WHAT YOU HAVE TO DO – Search the data for the word "faire". Reproduce every line where it is found.

EXTRACTED DATA –
##############################

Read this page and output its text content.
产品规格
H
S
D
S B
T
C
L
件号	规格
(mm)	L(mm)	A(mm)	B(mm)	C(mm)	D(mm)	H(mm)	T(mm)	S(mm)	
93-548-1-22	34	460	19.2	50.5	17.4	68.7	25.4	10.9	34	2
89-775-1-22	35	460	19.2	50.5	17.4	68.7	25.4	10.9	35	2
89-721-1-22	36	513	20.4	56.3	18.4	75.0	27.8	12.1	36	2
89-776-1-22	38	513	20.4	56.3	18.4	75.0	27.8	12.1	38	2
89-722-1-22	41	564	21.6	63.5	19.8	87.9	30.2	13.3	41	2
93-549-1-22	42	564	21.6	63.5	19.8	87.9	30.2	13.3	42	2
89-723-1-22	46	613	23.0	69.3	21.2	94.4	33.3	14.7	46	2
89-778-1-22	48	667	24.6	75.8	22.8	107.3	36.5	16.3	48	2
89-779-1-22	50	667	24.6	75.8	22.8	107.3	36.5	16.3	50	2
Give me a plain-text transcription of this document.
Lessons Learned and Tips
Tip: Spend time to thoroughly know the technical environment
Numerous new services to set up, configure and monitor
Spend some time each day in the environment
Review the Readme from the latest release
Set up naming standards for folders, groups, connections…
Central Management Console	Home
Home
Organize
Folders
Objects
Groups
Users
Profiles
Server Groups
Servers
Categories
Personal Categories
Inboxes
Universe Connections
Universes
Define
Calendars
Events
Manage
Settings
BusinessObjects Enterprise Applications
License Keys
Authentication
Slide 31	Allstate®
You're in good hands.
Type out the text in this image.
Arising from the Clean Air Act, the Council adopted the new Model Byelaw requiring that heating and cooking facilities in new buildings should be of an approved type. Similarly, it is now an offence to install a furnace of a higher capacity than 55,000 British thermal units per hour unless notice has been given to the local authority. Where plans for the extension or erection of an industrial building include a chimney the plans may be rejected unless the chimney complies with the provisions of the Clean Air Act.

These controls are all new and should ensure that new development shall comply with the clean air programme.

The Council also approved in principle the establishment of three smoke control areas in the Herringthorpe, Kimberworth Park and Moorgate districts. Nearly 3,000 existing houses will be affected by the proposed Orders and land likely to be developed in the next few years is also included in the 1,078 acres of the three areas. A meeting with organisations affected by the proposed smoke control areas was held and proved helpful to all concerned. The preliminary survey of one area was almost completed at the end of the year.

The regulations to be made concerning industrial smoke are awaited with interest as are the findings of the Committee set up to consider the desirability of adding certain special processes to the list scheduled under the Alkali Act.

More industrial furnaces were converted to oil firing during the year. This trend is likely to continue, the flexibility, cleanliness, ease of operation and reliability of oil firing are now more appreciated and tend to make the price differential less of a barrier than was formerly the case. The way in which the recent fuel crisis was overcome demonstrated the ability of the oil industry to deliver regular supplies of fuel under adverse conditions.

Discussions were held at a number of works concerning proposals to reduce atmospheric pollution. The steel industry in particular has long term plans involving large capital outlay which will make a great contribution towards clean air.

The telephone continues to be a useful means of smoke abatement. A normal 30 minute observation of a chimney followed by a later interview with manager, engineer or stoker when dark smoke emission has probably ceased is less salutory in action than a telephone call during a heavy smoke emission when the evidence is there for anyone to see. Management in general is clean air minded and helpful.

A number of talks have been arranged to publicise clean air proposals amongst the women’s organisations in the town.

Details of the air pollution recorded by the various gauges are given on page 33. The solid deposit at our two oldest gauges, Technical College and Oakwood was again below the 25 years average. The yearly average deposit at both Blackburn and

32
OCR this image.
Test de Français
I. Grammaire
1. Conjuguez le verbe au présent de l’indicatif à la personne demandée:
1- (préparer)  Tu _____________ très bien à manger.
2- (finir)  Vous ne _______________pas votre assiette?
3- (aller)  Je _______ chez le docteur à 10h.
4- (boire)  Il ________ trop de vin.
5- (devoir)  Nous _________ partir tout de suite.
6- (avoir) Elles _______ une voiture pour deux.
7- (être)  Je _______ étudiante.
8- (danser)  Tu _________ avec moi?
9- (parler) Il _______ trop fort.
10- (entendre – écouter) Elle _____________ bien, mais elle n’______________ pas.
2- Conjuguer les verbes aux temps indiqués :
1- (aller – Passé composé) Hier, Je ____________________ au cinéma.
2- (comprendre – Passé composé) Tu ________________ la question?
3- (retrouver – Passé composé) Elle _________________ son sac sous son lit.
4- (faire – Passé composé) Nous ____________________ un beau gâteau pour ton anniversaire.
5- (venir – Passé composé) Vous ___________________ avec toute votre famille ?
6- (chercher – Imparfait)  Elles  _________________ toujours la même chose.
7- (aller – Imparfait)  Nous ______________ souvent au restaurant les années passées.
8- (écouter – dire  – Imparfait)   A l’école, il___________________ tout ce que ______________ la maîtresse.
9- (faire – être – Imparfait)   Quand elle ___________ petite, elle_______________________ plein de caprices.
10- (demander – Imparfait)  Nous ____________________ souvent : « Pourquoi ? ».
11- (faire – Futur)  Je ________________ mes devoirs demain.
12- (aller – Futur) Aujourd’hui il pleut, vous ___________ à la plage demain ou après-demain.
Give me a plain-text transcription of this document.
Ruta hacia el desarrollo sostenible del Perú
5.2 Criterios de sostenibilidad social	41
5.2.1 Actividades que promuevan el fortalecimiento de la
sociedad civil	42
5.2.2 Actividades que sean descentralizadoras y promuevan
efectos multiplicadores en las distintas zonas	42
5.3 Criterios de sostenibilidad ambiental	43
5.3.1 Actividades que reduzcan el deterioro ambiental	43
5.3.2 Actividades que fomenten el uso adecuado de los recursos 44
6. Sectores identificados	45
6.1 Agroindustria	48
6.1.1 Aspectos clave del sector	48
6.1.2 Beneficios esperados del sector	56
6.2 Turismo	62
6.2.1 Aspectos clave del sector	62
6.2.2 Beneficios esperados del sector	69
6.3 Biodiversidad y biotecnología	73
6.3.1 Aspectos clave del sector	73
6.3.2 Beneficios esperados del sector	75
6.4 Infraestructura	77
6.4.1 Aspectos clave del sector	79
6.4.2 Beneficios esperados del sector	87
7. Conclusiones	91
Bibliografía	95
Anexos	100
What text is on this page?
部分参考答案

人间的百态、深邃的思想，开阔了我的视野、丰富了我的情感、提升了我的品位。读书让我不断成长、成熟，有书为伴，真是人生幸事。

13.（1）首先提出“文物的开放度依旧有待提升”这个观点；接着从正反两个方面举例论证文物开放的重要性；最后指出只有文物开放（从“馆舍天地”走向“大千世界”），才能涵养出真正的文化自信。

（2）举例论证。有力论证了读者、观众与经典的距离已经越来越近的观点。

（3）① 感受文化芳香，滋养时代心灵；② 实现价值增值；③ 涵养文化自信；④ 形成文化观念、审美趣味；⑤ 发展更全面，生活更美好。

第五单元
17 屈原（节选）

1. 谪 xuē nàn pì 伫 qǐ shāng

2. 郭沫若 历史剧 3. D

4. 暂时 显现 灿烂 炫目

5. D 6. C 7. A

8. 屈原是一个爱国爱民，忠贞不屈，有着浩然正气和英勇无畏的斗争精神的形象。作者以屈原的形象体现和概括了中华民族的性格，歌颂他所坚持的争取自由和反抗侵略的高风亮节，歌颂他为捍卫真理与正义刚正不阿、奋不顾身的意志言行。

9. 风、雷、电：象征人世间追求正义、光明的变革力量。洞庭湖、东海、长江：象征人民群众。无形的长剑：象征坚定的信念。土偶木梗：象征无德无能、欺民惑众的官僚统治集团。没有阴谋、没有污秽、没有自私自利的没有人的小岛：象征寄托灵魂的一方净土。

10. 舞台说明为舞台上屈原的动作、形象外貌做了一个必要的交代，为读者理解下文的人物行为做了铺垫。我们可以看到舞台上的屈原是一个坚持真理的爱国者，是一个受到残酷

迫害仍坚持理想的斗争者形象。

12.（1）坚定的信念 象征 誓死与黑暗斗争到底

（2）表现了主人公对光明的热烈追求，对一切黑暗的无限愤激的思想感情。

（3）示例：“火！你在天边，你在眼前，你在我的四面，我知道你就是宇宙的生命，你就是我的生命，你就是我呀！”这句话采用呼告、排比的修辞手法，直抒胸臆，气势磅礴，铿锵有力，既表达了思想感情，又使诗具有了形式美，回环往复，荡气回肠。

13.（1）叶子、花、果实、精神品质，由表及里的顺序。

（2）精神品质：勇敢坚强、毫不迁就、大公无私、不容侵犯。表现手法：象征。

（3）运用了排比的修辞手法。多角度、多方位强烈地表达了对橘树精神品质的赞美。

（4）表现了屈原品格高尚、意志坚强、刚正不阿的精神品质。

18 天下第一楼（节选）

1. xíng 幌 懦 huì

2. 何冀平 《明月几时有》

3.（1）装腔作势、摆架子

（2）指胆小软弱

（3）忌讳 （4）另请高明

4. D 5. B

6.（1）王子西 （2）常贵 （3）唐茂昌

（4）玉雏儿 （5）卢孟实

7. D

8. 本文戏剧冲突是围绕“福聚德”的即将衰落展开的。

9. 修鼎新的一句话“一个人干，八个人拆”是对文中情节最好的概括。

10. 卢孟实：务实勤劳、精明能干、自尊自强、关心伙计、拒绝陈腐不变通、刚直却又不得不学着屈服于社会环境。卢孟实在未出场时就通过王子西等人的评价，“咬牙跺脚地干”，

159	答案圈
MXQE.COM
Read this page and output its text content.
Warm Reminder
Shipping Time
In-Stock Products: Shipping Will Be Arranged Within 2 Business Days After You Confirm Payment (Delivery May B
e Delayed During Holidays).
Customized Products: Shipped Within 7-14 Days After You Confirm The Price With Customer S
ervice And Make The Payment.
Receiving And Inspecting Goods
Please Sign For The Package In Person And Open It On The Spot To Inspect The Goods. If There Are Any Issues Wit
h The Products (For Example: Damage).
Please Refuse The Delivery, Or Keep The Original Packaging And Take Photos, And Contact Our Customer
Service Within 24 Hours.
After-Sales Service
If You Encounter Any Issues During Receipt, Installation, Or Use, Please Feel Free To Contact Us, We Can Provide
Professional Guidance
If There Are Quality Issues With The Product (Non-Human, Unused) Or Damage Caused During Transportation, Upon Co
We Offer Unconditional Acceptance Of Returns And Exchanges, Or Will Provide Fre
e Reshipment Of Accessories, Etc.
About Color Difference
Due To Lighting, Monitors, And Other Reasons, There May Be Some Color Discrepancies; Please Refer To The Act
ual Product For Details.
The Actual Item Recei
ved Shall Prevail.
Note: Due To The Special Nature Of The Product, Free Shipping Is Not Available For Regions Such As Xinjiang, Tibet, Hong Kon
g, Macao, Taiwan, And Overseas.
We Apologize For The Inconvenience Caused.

##############################

TASK SOLUTION –
4- (faire – Passé composé) Nous ____________________ un beau gâteau pour ton anniversaire.
9- (faire – être – Imparfait)   Quand elle ___________ petite, elle_______________________ plein de caprices.
11- (faire – Futur)  Je ________________ mes devoirs demain.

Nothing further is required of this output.